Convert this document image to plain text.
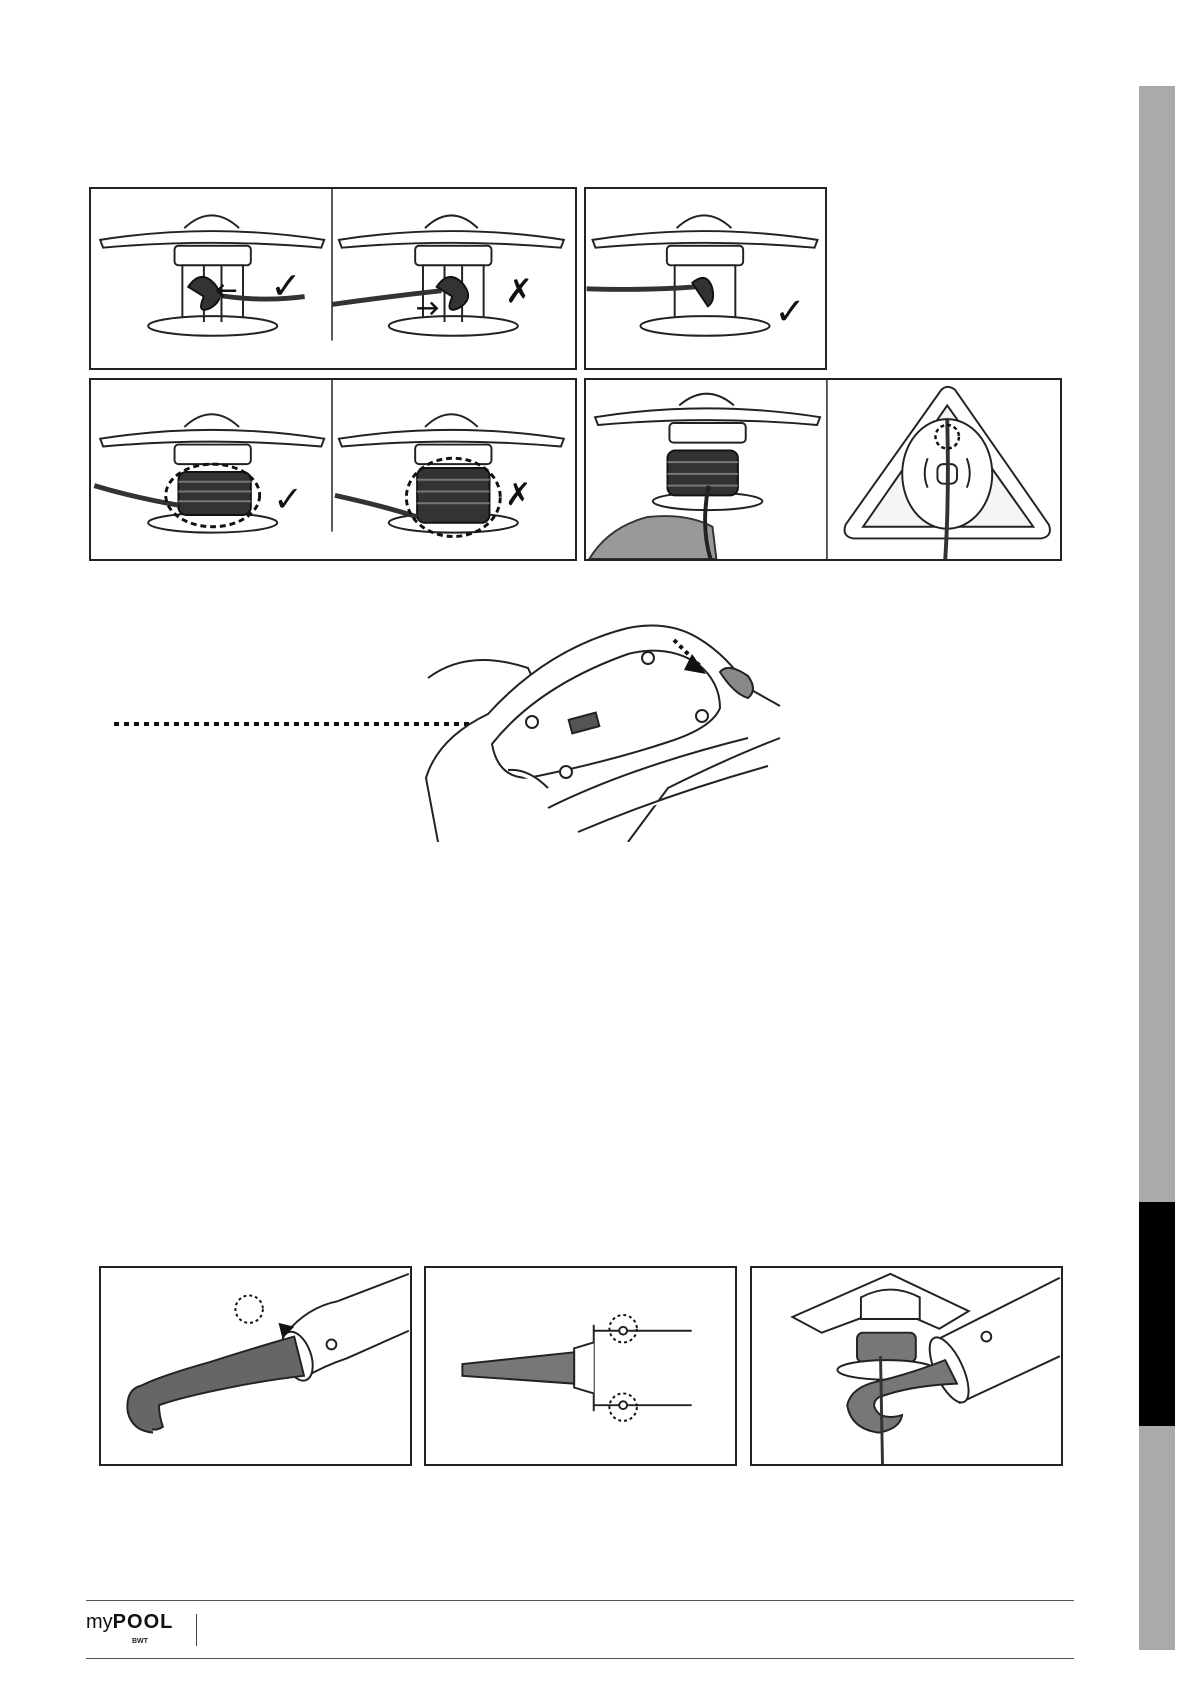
✓	✗	✓
✓	✗
myPOOL
BWT
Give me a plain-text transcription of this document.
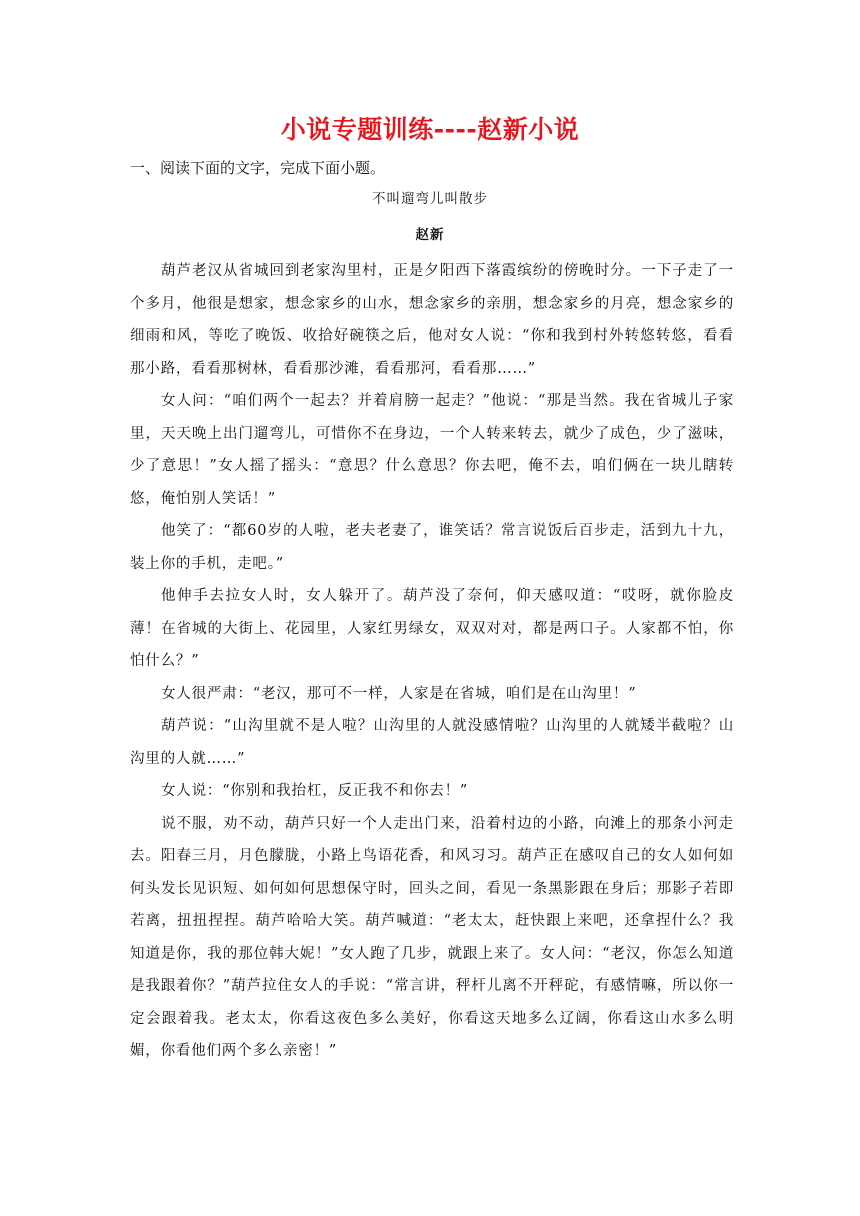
小说专题训练----赵新小说
一、阅读下面的文字，完成下面小题。
不叫遛弯儿叫散步
赵新

葫芦老汉从省城回到老家沟里村，正是夕阳西下落霞缤纷的傍晚时分。一下子走了一个多月，他很是想家，想念家乡的山水，想念家乡的亲朋，想念家乡的月亮，想念家乡的细雨和风，等吃了晚饭、收拾好碗筷之后，他对女人说：“你和我到村外转悠转悠，看看那小路，看看那树林，看看那沙滩，看看那河，看看那……”

女人问：“咱们两个一起去？并着肩膀一起走？”他说：“那是当然。我在省城儿子家里，天天晚上出门遛弯儿，可惜你不在身边，一个人转来转去，就少了成色，少了滋味，少了意思！”女人摇了摇头：“意思？什么意思？你去吧，俺不去，咱们俩在一块儿瞎转悠，俺怕别人笑话！”

他笑了：“都60岁的人啦，老夫老妻了，谁笑话？常言说饭后百步走，活到九十九，装上你的手机，走吧。”

他伸手去拉女人时，女人躲开了。葫芦没了奈何，仰天感叹道：“哎呀，就你脸皮薄！在省城的大街上、花园里，人家红男绿女，双双对对，都是两口子。人家都不怕，你怕什么？”

女人很严肃：“老汉，那可不一样，人家是在省城，咱们是在山沟里！”

葫芦说：“山沟里就不是人啦？山沟里的人就没感情啦？山沟里的人就矮半截啦？山沟里的人就……”

女人说：“你别和我抬杠，反正我不和你去！”

说不服，劝不动，葫芦只好一个人走出门来，沿着村边的小路，向滩上的那条小河走去。阳春三月，月色朦胧，小路上鸟语花香，和风习习。葫芦正在感叹自己的女人如何如何头发长见识短、如何如何思想保守时，回头之间，看见一条黑影跟在身后；那影子若即若离，扭扭捏捏。葫芦哈哈大笑。葫芦喊道：“老太太，赶快跟上来吧，还拿捏什么？我知道是你，我的那位韩大妮！”女人跑了几步，就跟上来了。女人问：“老汉，你怎么知道是我跟着你？”葫芦拉住女人的手说：“常言讲，秤杆儿离不开秤砣，有感情嘛，所以你一定会跟着我。老太太，你看这夜色多么美好，你看这天地多么辽阔，你看这山水多么明媚，你看他们两个多么亲密！”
□ □ □ □ □
#### Exercise instructions:
Give every record again exactly, apart from the pictures, which stay out.

#### Correct response:
Convert this document image to plain text.
✓	✗	✓
✓	✗
myPOOL
BWT
Give me a plain-text transcription of this document.
小说专题训练----赵新小说
一、阅读下面的文字，完成下面小题。
不叫遛弯儿叫散步
赵新

葫芦老汉从省城回到老家沟里村，正是夕阳西下落霞缤纷的傍晚时分。一下子走了一个多月，他很是想家，想念家乡的山水，想念家乡的亲朋，想念家乡的月亮，想念家乡的细雨和风，等吃了晚饭、收拾好碗筷之后，他对女人说：“你和我到村外转悠转悠，看看那小路，看看那树林，看看那沙滩，看看那河，看看那……”

女人问：“咱们两个一起去？并着肩膀一起走？”他说：“那是当然。我在省城儿子家里，天天晚上出门遛弯儿，可惜你不在身边，一个人转来转去，就少了成色，少了滋味，少了意思！”女人摇了摇头：“意思？什么意思？你去吧，俺不去，咱们俩在一块儿瞎转悠，俺怕别人笑话！”

他笑了：“都60岁的人啦，老夫老妻了，谁笑话？常言说饭后百步走，活到九十九，装上你的手机，走吧。”

他伸手去拉女人时，女人躲开了。葫芦没了奈何，仰天感叹道：“哎呀，就你脸皮薄！在省城的大街上、花园里，人家红男绿女，双双对对，都是两口子。人家都不怕，你怕什么？”

女人很严肃：“老汉，那可不一样，人家是在省城，咱们是在山沟里！”

葫芦说：“山沟里就不是人啦？山沟里的人就没感情啦？山沟里的人就矮半截啦？山沟里的人就……”

女人说：“你别和我抬杠，反正我不和你去！”

说不服，劝不动，葫芦只好一个人走出门来，沿着村边的小路，向滩上的那条小河走去。阳春三月，月色朦胧，小路上鸟语花香，和风习习。葫芦正在感叹自己的女人如何如何头发长见识短、如何如何思想保守时，回头之间，看见一条黑影跟在身后；那影子若即若离，扭扭捏捏。葫芦哈哈大笑。葫芦喊道：“老太太，赶快跟上来吧，还拿捏什么？我知道是你，我的那位韩大妮！”女人跑了几步，就跟上来了。女人问：“老汉，你怎么知道是我跟着你？”葫芦拉住女人的手说：“常言讲，秤杆儿离不开秤砣，有感情嘛，所以你一定会跟着我。老太太，你看这夜色多么美好，你看这天地多么辽阔，你看这山水多么明媚，你看他们两个多么亲密！”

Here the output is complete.